* _Written instruction_:
Using the data below, copy each line that includes the word "screenshot".

---- Data supplied

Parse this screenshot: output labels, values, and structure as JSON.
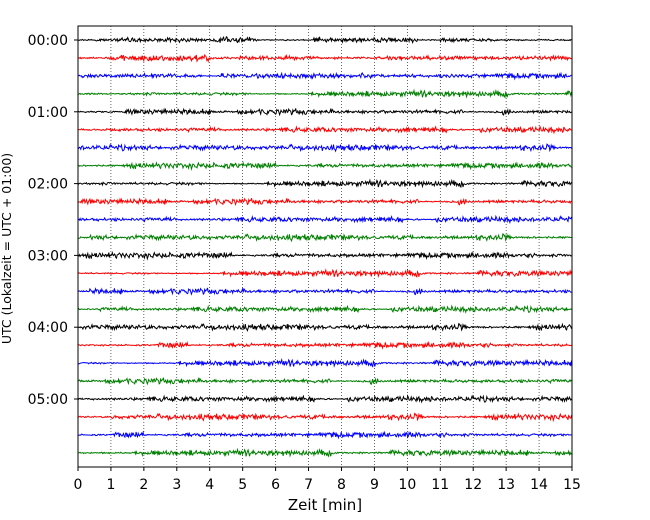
{
  "chart_data": {
    "type": "line",
    "title": "",
    "xlabel": "Zeit  [min]",
    "ylabel": "UTC (Lokalzeit = UTC + 01:00)",
    "xlim": [
      0,
      15
    ],
    "x_ticks": [
      "0",
      "1",
      "2",
      "3",
      "4",
      "5",
      "6",
      "7",
      "8",
      "9",
      "10",
      "11",
      "12",
      "13",
      "14",
      "15"
    ],
    "y_tick_labels": [
      "00:00",
      "01:00",
      "02:00",
      "03:00",
      "04:00",
      "05:00"
    ],
    "trace_interval_min": 15,
    "trace_count": 24,
    "trace_colors": [
      "#000000",
      "#ff0000",
      "#0000ff",
      "#008000"
    ],
    "grid": "vertical-dotted",
    "legend": "none"
  }
}
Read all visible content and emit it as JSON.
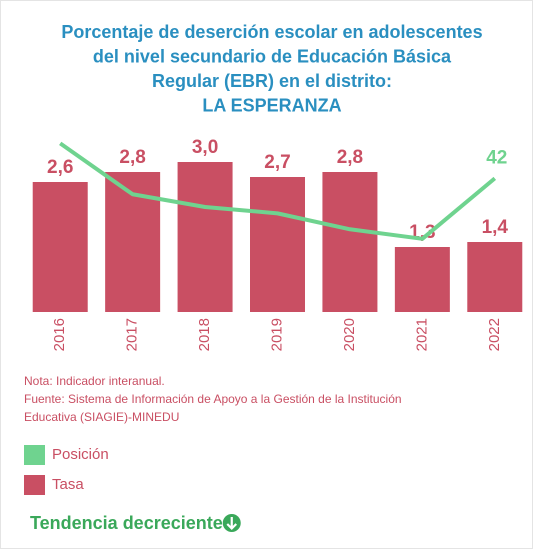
{
  "chart_data": {
    "type": "bar",
    "title": [
      "Porcentaje de deserción escolar en adolescentes",
      "del nivel secundario de Educación Básica",
      "Regular (EBR) en el distrito:",
      "LA ESPERANZA"
    ],
    "categories": [
      "2016",
      "2017",
      "2018",
      "2019",
      "2020",
      "2021",
      "2022"
    ],
    "series": [
      {
        "name": "Posición",
        "type": "line",
        "color": "#6fd38f",
        "axis": "y2",
        "values": [
          53,
          37,
          33,
          31,
          26,
          23,
          42
        ]
      },
      {
        "name": "Tasa",
        "type": "bar",
        "color": "#c94f63",
        "values": [
          2.6,
          2.8,
          3.0,
          2.7,
          2.8,
          1.3,
          1.4
        ],
        "value_labels": [
          "2,6",
          "2,8",
          "3,0",
          "2,7",
          "2,8",
          "1,3",
          "1,4"
        ]
      }
    ],
    "ylim": [
      0,
      3.5
    ],
    "y2lim": [
      0,
      55
    ],
    "notes": [
      "Nota: Indicador interanual.",
      "Fuente: Sistema de Información de Apoyo a la Gestión de la Institución",
      "Educativa (SIAGIE)-MINEDU"
    ],
    "trend": "Tendencia decreciente"
  }
}
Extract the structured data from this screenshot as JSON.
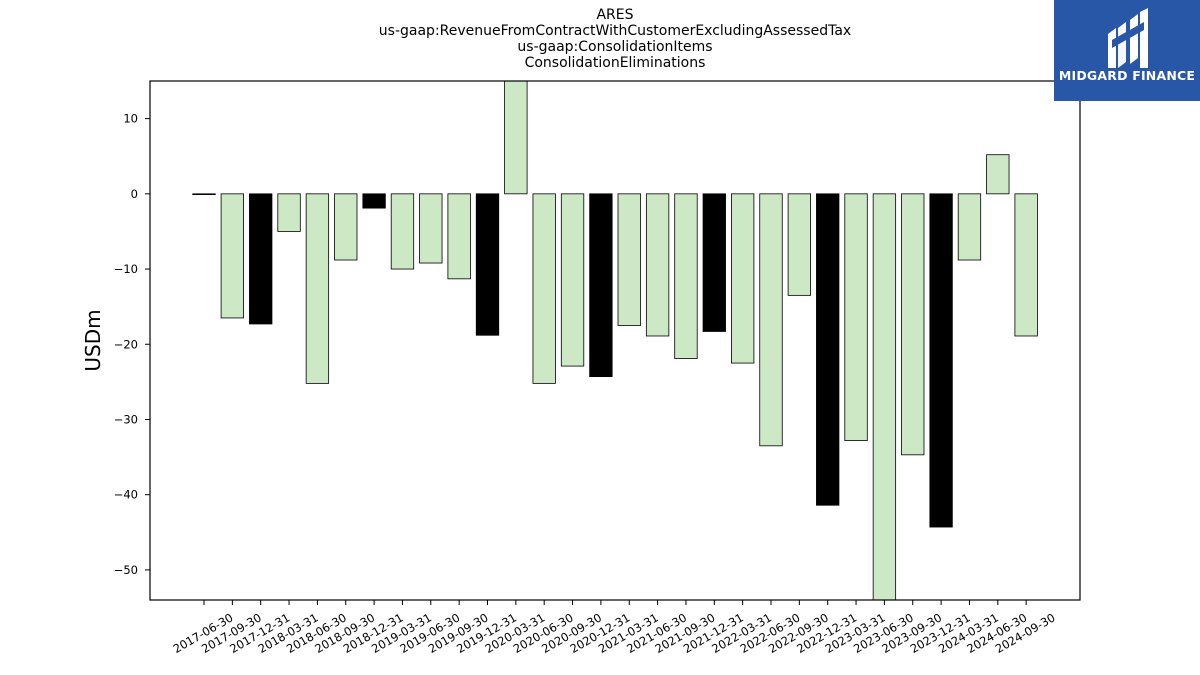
{
  "chart_data": {
    "type": "bar",
    "title": [
      "ARES",
      "us-gaap:RevenueFromContractWithCustomerExcludingAssessedTax",
      "us-gaap:ConsolidationItems",
      "ConsolidationEliminations"
    ],
    "ylabel": "USDm",
    "xlabel": "",
    "ylim": [
      -54,
      15
    ],
    "yticks": [
      10,
      0,
      -10,
      -20,
      -30,
      -40,
      -50
    ],
    "ytick_labels": [
      "10",
      "0",
      "−10",
      "−20",
      "−30",
      "−40",
      "−50"
    ],
    "categories": [
      "2017-06-30",
      "2017-09-30",
      "2017-12-31",
      "2018-03-31",
      "2018-06-30",
      "2018-09-30",
      "2018-12-31",
      "2019-03-31",
      "2019-06-30",
      "2019-09-30",
      "2019-12-31",
      "2020-03-31",
      "2020-06-30",
      "2020-09-30",
      "2020-12-31",
      "2021-03-31",
      "2021-06-30",
      "2021-09-30",
      "2021-12-31",
      "2022-03-31",
      "2022-06-30",
      "2022-09-30",
      "2022-12-31",
      "2023-03-31",
      "2023-06-30",
      "2023-09-30",
      "2023-12-31",
      "2024-03-31",
      "2024-06-30",
      "2024-09-30"
    ],
    "values": [
      -0.1,
      -16.5,
      -17.3,
      -5.0,
      -25.2,
      -8.8,
      -1.9,
      -10.0,
      -9.2,
      -11.3,
      -18.8,
      18.0,
      -25.2,
      -22.9,
      -24.3,
      -17.5,
      -18.9,
      -21.9,
      -18.3,
      -22.5,
      -33.5,
      -13.5,
      -41.4,
      -32.8,
      -57.0,
      -34.7,
      -44.3,
      -8.8,
      5.2,
      -18.9
    ],
    "bar_colors": [
      "#000000",
      "#cde8c5",
      "#000000",
      "#cde8c5",
      "#cde8c5",
      "#cde8c5",
      "#000000",
      "#cde8c5",
      "#cde8c5",
      "#cde8c5",
      "#000000",
      "#cde8c5",
      "#cde8c5",
      "#cde8c5",
      "#000000",
      "#cde8c5",
      "#cde8c5",
      "#cde8c5",
      "#000000",
      "#cde8c5",
      "#cde8c5",
      "#cde8c5",
      "#000000",
      "#cde8c5",
      "#cde8c5",
      "#cde8c5",
      "#000000",
      "#cde8c5",
      "#cde8c5",
      "#cde8c5"
    ],
    "colors": {
      "annual": "#000000",
      "quarterly": "#cde8c5",
      "edge": "#000000"
    },
    "grid": false
  },
  "logo": {
    "text": "MIDGARD FINANCE",
    "background": "#2957a8",
    "color": "#ffffff"
  }
}
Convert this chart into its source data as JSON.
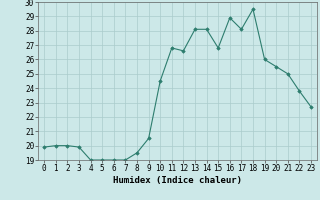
{
  "x": [
    0,
    1,
    2,
    3,
    4,
    5,
    6,
    7,
    8,
    9,
    10,
    11,
    12,
    13,
    14,
    15,
    16,
    17,
    18,
    19,
    20,
    21,
    22,
    23
  ],
  "y": [
    19.9,
    20.0,
    20.0,
    19.9,
    19.0,
    19.0,
    19.0,
    19.0,
    19.5,
    20.5,
    24.5,
    26.8,
    26.6,
    28.1,
    28.1,
    26.8,
    28.9,
    28.1,
    29.5,
    26.0,
    25.5,
    25.0,
    23.8,
    22.7
  ],
  "xlabel": "Humidex (Indice chaleur)",
  "xlim": [
    -0.5,
    23.5
  ],
  "ylim": [
    19,
    30
  ],
  "yticks": [
    19,
    20,
    21,
    22,
    23,
    24,
    25,
    26,
    27,
    28,
    29,
    30
  ],
  "xticks": [
    0,
    1,
    2,
    3,
    4,
    5,
    6,
    7,
    8,
    9,
    10,
    11,
    12,
    13,
    14,
    15,
    16,
    17,
    18,
    19,
    20,
    21,
    22,
    23
  ],
  "line_color": "#2d7d6e",
  "marker": "D",
  "marker_size": 1.8,
  "bg_color": "#cce8e8",
  "grid_color": "#aacccc",
  "label_fontsize": 6.5,
  "tick_fontsize": 5.5
}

--------

* _Response for this exercise_:
Parse this screenshot: output labels, values, and structure as JSON.
Extract the structured data from this screenshot as JSON.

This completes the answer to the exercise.